[STATED PROBLEM] Extract the listing in its entirety, keeping each line identical to the original.

(Saved data entries)
----------
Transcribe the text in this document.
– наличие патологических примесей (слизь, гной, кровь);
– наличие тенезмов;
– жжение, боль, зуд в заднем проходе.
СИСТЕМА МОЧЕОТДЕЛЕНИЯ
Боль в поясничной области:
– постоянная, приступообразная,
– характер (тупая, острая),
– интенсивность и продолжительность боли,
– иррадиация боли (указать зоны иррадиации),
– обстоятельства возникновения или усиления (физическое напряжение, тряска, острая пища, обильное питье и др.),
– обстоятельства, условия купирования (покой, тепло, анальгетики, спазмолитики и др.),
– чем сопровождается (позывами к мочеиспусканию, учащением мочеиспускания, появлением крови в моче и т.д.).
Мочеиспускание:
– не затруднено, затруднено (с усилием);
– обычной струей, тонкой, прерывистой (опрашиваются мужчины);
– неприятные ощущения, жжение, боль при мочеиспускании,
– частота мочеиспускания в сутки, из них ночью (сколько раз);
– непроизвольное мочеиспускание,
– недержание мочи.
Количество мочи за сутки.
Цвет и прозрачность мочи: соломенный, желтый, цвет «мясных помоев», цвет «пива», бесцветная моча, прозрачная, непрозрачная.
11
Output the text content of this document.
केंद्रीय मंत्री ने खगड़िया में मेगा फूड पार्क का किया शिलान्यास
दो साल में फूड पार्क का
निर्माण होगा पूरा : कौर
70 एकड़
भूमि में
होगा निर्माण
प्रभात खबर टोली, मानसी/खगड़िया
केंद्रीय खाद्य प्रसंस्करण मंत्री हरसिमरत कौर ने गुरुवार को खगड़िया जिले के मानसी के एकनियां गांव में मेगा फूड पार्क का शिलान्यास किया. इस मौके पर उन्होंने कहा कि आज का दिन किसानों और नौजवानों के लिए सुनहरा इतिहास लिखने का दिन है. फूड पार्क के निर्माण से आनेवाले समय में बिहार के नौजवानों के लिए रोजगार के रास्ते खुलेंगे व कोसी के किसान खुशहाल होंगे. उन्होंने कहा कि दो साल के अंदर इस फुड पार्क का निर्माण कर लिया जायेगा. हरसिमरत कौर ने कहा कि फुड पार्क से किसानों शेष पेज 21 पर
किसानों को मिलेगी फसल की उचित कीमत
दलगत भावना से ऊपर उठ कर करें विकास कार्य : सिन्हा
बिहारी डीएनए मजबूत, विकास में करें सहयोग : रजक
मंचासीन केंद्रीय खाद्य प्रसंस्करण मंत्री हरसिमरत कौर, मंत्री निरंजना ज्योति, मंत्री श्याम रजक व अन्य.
----------
[REPLY]
Transcribe the text in this document.
– наличие патологических примесей (слизь, гной, кровь);
– наличие тенезмов;
– жжение, боль, зуд в заднем проходе.
СИСТЕМА МОЧЕОТДЕЛЕНИЯ
Боль в поясничной области:
– постоянная, приступообразная,
– характер (тупая, острая),
– интенсивность и продолжительность боли,
– иррадиация боли (указать зоны иррадиации),
– обстоятельства возникновения или усиления (физическое напряжение, тряска, острая пища, обильное питье и др.),
– обстоятельства, условия купирования (покой, тепло, анальгетики, спазмолитики и др.),
– чем сопровождается (позывами к мочеиспусканию, учащением мочеиспускания, появлением крови в моче и т.д.).
Мочеиспускание:
– не затруднено, затруднено (с усилием);
– обычной струей, тонкой, прерывистой (опрашиваются мужчины);
– неприятные ощущения, жжение, боль при мочеиспускании,
– частота мочеиспускания в сутки, из них ночью (сколько раз);
– непроизвольное мочеиспускание,
– недержание мочи.
Количество мочи за сутки.
Цвет и прозрачность мочи: соломенный, желтый, цвет «мясных помоев», цвет «пива», бесцветная моча, прозрачная, непрозрачная.
11
Output the text content of this document.
केंद्रीय मंत्री ने खगड़िया में मेगा फूड पार्क का किया शिलान्यास
दो साल में फूड पार्क का
निर्माण होगा पूरा : कौर
70 एकड़
भूमि में
होगा निर्माण
प्रभात खबर टोली, मानसी/खगड़िया
केंद्रीय खाद्य प्रसंस्करण मंत्री हरसिमरत कौर ने गुरुवार को खगड़िया जिले के मानसी के एकनियां गांव में मेगा फूड पार्क का शिलान्यास किया. इस मौके पर उन्होंने कहा कि आज का दिन किसानों और नौजवानों के लिए सुनहरा इतिहास लिखने का दिन है. फूड पार्क के निर्माण से आनेवाले समय में बिहार के नौजवानों के लिए रोजगार के रास्ते खुलेंगे व कोसी के किसान खुशहाल होंगे. उन्होंने कहा कि दो साल के अंदर इस फुड पार्क का निर्माण कर लिया जायेगा. हरसिमरत कौर ने कहा कि फुड पार्क से किसानों शेष पेज 21 पर
किसानों को मिलेगी फसल की उचित कीमत
दलगत भावना से ऊपर उठ कर करें विकास कार्य : सिन्हा
बिहारी डीएनए मजबूत, विकास में करें सहयोग : रजक
मंचासीन केंद्रीय खाद्य प्रसंस्करण मंत्री हरसिमरत कौर, मंत्री निरंजना ज्योति, मंत्री श्याम रजक व अन्य.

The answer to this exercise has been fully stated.